Items from a dataset
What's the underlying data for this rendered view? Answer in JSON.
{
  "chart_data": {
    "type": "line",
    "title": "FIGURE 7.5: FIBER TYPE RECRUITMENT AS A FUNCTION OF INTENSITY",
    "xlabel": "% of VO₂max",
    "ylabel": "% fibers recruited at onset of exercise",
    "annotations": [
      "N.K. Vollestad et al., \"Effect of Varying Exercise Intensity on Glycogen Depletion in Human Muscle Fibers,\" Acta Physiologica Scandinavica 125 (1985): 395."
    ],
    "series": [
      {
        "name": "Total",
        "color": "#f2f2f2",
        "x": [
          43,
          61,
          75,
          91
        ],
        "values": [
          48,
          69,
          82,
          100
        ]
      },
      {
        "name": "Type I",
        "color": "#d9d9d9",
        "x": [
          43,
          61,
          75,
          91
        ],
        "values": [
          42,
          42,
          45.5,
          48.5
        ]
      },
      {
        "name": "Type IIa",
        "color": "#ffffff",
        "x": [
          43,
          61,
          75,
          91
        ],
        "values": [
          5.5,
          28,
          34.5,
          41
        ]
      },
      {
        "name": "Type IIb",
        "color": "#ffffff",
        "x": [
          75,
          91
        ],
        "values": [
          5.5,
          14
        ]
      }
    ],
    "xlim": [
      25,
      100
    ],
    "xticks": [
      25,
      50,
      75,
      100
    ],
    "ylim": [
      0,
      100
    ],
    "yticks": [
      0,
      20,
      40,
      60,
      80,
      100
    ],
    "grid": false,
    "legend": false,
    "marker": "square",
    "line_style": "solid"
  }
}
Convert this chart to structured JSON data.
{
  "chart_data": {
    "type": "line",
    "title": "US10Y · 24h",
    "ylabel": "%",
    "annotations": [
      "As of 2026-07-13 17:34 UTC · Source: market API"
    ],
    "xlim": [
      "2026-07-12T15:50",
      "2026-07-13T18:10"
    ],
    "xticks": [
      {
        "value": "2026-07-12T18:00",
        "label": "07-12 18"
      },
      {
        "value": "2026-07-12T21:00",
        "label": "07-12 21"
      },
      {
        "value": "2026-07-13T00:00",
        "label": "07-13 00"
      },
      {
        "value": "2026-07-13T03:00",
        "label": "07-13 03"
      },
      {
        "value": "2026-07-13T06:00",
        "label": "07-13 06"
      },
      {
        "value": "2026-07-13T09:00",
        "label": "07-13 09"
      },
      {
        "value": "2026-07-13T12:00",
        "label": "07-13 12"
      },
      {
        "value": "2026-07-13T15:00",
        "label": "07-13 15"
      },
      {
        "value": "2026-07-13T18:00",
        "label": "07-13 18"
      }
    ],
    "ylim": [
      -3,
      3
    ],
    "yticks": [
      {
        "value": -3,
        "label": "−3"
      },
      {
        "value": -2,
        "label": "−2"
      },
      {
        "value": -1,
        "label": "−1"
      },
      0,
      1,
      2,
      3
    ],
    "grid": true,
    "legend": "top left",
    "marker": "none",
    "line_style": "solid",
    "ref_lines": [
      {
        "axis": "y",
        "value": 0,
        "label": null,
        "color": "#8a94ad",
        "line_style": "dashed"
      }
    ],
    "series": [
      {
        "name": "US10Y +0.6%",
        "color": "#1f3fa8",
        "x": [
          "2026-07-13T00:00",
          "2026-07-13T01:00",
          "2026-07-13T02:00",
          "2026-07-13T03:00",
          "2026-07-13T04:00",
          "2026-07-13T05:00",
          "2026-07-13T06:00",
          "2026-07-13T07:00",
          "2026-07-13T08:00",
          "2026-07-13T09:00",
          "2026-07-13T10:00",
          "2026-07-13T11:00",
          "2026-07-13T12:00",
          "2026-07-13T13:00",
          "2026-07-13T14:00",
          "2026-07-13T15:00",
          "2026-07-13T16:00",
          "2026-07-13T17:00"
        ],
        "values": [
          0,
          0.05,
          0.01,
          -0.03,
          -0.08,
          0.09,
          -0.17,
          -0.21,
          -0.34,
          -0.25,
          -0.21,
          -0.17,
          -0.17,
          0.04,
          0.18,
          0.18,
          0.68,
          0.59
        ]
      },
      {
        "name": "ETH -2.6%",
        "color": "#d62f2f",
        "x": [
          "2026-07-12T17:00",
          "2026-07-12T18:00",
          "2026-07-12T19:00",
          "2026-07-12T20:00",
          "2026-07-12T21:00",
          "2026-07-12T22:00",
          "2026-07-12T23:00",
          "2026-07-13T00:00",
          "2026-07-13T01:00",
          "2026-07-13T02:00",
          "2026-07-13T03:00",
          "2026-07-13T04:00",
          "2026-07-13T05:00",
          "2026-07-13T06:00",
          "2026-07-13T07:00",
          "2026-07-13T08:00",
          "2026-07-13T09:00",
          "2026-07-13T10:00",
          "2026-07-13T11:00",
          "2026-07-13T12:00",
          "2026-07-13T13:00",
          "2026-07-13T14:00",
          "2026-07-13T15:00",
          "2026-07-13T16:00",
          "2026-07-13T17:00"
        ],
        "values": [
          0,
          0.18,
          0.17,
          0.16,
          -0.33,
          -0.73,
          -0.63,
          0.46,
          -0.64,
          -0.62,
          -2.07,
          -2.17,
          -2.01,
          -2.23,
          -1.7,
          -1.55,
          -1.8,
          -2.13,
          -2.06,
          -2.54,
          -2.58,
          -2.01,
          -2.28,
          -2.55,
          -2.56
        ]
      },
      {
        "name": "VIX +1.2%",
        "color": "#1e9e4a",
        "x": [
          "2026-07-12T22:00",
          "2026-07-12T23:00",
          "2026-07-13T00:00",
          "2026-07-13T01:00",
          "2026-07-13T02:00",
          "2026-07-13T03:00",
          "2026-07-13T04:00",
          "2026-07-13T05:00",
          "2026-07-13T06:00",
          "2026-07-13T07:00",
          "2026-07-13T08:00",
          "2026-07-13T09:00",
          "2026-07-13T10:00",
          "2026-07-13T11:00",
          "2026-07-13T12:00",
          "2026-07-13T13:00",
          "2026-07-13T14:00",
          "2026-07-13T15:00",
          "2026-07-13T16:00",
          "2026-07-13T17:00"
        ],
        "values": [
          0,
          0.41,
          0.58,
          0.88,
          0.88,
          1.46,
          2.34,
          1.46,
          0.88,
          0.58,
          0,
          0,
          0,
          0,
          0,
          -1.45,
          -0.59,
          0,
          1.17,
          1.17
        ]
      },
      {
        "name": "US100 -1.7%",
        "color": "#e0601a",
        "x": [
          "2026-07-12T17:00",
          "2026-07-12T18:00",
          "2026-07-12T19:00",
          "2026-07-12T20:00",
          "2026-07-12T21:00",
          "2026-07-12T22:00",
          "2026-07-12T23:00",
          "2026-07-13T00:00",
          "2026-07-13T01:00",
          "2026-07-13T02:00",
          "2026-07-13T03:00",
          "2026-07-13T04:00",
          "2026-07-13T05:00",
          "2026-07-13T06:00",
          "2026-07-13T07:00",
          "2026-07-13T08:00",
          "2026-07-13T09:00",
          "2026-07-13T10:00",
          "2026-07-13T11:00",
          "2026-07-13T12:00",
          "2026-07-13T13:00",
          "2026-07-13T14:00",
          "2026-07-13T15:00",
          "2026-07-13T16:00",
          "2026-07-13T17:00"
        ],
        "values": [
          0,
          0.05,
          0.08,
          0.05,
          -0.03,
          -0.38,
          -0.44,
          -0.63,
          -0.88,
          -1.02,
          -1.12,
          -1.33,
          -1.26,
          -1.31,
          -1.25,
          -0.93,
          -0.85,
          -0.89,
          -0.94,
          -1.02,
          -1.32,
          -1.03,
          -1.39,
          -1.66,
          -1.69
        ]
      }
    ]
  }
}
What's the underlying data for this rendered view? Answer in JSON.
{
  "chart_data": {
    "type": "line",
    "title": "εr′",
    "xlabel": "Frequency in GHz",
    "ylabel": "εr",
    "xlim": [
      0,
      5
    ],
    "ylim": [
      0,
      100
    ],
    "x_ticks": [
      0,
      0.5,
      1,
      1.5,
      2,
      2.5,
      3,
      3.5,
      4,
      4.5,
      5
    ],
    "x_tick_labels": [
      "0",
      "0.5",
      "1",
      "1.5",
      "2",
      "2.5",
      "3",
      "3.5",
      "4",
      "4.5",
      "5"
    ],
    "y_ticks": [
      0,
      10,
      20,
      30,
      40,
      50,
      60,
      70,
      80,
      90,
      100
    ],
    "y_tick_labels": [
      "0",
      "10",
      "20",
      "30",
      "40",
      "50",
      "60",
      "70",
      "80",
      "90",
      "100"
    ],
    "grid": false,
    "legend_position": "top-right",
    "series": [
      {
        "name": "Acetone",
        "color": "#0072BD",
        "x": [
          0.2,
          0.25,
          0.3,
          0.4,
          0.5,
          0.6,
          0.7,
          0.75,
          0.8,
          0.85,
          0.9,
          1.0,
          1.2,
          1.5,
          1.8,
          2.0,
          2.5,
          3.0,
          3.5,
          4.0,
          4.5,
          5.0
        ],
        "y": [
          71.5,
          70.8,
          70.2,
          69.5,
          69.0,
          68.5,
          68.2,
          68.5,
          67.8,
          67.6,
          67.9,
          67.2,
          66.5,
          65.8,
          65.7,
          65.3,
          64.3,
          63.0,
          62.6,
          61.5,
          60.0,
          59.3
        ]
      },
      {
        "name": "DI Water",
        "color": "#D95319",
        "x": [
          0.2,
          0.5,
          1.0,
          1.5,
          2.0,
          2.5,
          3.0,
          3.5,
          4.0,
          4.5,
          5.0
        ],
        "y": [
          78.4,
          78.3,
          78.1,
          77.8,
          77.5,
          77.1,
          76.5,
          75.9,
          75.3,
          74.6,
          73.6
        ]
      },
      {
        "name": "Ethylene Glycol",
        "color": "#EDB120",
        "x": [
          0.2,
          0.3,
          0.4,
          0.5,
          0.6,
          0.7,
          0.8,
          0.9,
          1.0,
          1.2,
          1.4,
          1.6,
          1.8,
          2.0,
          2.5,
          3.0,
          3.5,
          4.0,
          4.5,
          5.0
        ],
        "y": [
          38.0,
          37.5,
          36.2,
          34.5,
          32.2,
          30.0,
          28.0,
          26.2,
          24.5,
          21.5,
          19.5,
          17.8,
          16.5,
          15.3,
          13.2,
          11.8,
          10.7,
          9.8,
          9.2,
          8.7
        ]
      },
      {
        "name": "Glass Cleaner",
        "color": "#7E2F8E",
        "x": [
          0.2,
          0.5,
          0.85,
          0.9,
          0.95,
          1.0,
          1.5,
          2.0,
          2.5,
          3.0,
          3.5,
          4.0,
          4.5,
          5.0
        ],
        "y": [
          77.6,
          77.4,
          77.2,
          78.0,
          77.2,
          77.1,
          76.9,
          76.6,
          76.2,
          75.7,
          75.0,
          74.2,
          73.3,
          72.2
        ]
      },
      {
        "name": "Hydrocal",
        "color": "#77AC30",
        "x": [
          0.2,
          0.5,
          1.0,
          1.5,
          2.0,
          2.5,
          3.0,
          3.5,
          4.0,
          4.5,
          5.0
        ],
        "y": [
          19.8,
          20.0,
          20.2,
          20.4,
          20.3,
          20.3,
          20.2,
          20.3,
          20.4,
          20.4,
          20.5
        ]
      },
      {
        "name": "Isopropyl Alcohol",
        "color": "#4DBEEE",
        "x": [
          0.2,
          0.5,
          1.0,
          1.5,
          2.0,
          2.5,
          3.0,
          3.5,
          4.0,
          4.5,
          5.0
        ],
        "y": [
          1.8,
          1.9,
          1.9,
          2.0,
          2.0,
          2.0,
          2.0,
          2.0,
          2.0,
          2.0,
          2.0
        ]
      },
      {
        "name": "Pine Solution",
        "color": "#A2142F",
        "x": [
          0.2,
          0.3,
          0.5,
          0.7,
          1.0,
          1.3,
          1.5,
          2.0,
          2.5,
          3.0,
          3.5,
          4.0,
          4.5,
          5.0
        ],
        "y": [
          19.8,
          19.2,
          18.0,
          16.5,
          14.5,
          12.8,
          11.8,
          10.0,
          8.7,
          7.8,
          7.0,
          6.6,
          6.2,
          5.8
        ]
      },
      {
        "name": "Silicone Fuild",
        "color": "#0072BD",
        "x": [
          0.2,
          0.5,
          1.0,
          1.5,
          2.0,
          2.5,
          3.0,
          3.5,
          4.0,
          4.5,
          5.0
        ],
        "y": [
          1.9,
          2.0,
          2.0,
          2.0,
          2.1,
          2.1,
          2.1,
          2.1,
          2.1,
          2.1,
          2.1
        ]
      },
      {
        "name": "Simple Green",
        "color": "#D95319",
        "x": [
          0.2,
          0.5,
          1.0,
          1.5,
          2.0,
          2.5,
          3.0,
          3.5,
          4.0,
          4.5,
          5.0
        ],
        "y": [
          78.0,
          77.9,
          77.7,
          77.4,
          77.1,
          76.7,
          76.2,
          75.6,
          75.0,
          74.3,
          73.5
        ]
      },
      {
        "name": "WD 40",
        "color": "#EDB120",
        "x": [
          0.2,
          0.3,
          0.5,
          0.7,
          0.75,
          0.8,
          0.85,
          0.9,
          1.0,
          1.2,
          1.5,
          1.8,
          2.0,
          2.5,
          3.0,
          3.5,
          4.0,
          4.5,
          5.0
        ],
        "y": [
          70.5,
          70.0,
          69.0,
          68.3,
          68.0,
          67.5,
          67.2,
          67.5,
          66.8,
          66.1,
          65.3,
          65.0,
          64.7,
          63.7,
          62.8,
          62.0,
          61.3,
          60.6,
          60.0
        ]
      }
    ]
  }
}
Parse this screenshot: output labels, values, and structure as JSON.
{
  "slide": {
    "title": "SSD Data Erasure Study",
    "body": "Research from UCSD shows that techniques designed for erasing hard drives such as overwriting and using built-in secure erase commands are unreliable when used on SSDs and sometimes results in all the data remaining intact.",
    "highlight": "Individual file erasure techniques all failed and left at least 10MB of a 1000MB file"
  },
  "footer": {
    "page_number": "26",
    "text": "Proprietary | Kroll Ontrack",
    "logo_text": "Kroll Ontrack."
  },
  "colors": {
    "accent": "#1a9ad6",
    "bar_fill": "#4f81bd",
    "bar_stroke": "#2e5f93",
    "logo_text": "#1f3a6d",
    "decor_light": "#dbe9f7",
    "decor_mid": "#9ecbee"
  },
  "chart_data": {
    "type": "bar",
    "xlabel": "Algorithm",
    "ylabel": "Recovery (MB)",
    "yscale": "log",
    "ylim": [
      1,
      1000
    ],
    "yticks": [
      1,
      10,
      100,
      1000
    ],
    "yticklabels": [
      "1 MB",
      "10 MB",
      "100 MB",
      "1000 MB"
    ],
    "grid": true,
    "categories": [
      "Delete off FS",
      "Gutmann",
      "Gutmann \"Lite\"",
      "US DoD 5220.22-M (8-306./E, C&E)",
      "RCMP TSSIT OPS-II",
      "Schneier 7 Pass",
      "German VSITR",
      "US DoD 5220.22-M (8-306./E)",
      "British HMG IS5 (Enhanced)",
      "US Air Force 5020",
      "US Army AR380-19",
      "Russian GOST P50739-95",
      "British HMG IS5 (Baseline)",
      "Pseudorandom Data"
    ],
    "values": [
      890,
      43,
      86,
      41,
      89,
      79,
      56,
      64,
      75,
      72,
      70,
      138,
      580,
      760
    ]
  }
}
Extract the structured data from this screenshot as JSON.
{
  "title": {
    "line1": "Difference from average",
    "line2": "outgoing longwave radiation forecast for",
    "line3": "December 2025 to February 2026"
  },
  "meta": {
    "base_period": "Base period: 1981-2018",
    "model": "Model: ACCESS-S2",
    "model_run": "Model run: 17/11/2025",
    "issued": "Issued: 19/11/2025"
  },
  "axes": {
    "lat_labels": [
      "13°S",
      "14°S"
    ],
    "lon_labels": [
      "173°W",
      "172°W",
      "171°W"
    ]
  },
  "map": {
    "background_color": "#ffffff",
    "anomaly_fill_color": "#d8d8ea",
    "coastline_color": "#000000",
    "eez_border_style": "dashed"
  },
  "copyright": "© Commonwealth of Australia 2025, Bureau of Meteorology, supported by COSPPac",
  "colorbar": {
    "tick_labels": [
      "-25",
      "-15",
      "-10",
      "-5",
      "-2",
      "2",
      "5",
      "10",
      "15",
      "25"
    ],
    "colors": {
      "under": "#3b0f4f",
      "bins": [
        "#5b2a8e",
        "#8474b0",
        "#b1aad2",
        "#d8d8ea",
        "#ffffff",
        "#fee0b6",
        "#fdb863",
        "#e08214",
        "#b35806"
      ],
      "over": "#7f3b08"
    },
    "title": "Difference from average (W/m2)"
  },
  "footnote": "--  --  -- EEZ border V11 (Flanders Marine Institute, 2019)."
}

■ EXERCISE PROMPT ■
Find every line that includes the string "Difference". Report how many there are and nothing else.

■ EXERCISE ANSWER ■
2